### SHORT PROBLEM
Take the lines starting with the line that contains "level-4-label: Marginalização , Desumanização" and going on through the line that contains "level-3-value: 300: [304, 464, 361, 502]", and write only those lines out again with "Mortes" changed to "Óbitos" and nothing else altered.

(Element box annotations)
************

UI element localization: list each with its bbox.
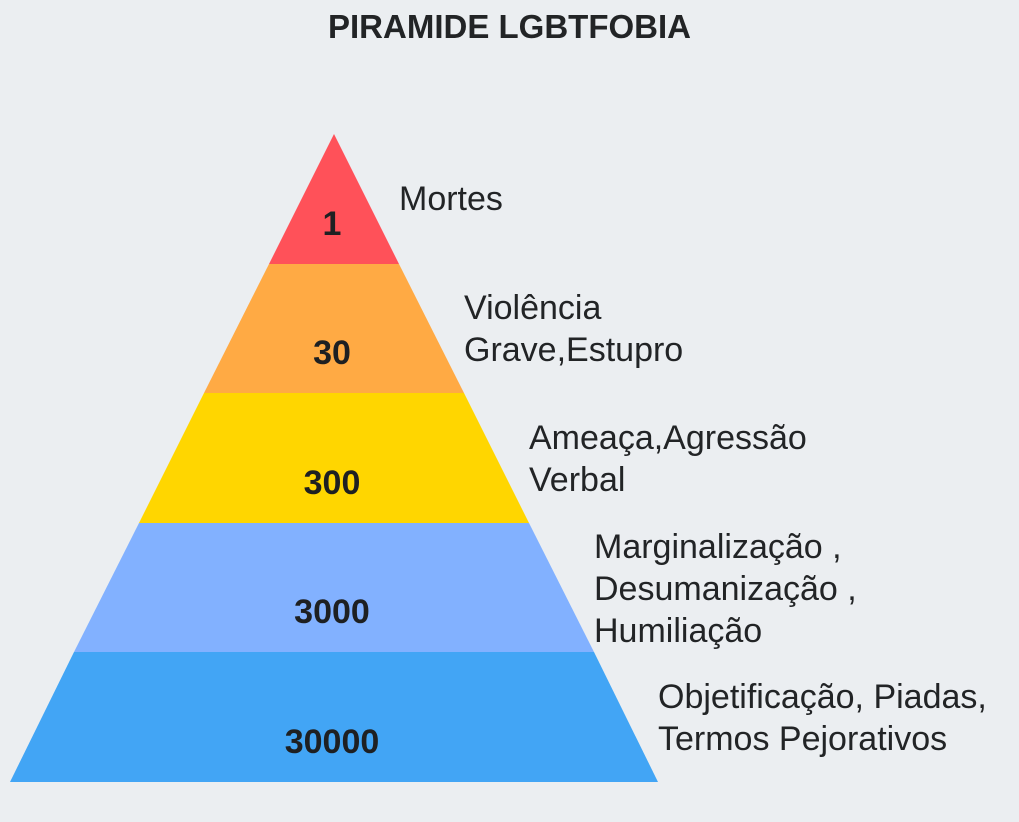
level-4-label: Marginalização , Desumanização , Humilia…: [594, 526, 857, 652]
level-5-label-line-2: Termos Pejorativos: [658, 720, 948, 758]
level-1-label-line-1: Mortes: [399, 180, 503, 218]
pyramid-level-2: [204, 264, 464, 393]
level-2-label-line-1: Violência: [464, 289, 602, 327]
level-3-label-line-2: Verbal: [529, 461, 626, 499]
pyramid-level-1: [269, 134, 399, 264]
pyramid-level-3: [139, 393, 529, 523]
level-3-label: Ameaça,Agressão Verbal: [529, 417, 807, 501]
level-5-label-line-1: Objetificação, Piadas,: [658, 678, 987, 716]
level-1-label: Mortes: [399, 178, 503, 220]
level-1-value: 1: [323, 205, 342, 243]
pyramid-level-5: [10, 652, 658, 782]
level-4-label-line-3: Humiliação: [594, 612, 763, 650]
level-2-label: Violência Grave,Estupro: [464, 287, 683, 371]
level-4-label-line-1: Marginalização ,: [594, 528, 842, 566]
diagram-title: PIRAMIDE LGBTFOBIA: [328, 8, 691, 45]
level-2-label-line-2: Grave,Estupro: [464, 331, 684, 369]
level-3-value: 300: [304, 464, 361, 502]
level-4-label-line-2: Desumanização ,: [594, 570, 857, 608]
pyramid-level-4: [74, 523, 594, 652]
level-2-value: 30: [313, 334, 351, 372]
level-3-label-line-1: Ameaça,Agressão: [529, 419, 807, 457]
level-4-value: 3000: [294, 593, 370, 631]
level-5-label: Objetificação, Piadas, Termos Pejorativo…: [658, 676, 987, 760]
level-5-value: 30000: [285, 723, 380, 761]
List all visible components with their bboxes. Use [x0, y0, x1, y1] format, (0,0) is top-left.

************

### RESULT OF THE TASK
level-4-label: Marginalização , Desumanização , Humilia…: [594, 526, 857, 652]
level-5-label-line-2: Termos Pejorativos: [658, 720, 948, 758]
level-1-label-line-1: Óbitos: [399, 180, 503, 218]
pyramid-level-2: [204, 264, 464, 393]
level-2-label-line-1: Violência: [464, 289, 602, 327]
level-3-label-line-2: Verbal: [529, 461, 626, 499]
pyramid-level-1: [269, 134, 399, 264]
pyramid-level-3: [139, 393, 529, 523]
level-3-label: Ameaça,Agressão Verbal: [529, 417, 807, 501]
level-5-label-line-1: Objetificação, Piadas,: [658, 678, 987, 716]
level-1-label: Óbitos: [399, 178, 503, 220]
level-1-value: 1: [323, 205, 342, 243]
pyramid-level-5: [10, 652, 658, 782]
level-4-label-line-3: Humiliação: [594, 612, 763, 650]
level-2-label: Violência Grave,Estupro: [464, 287, 683, 371]
level-4-label-line-1: Marginalização ,: [594, 528, 842, 566]
diagram-title: PIRAMIDE LGBTFOBIA: [328, 8, 691, 45]
level-2-label-line-2: Grave,Estupro: [464, 331, 684, 369]
level-3-value: 300: [304, 464, 361, 502]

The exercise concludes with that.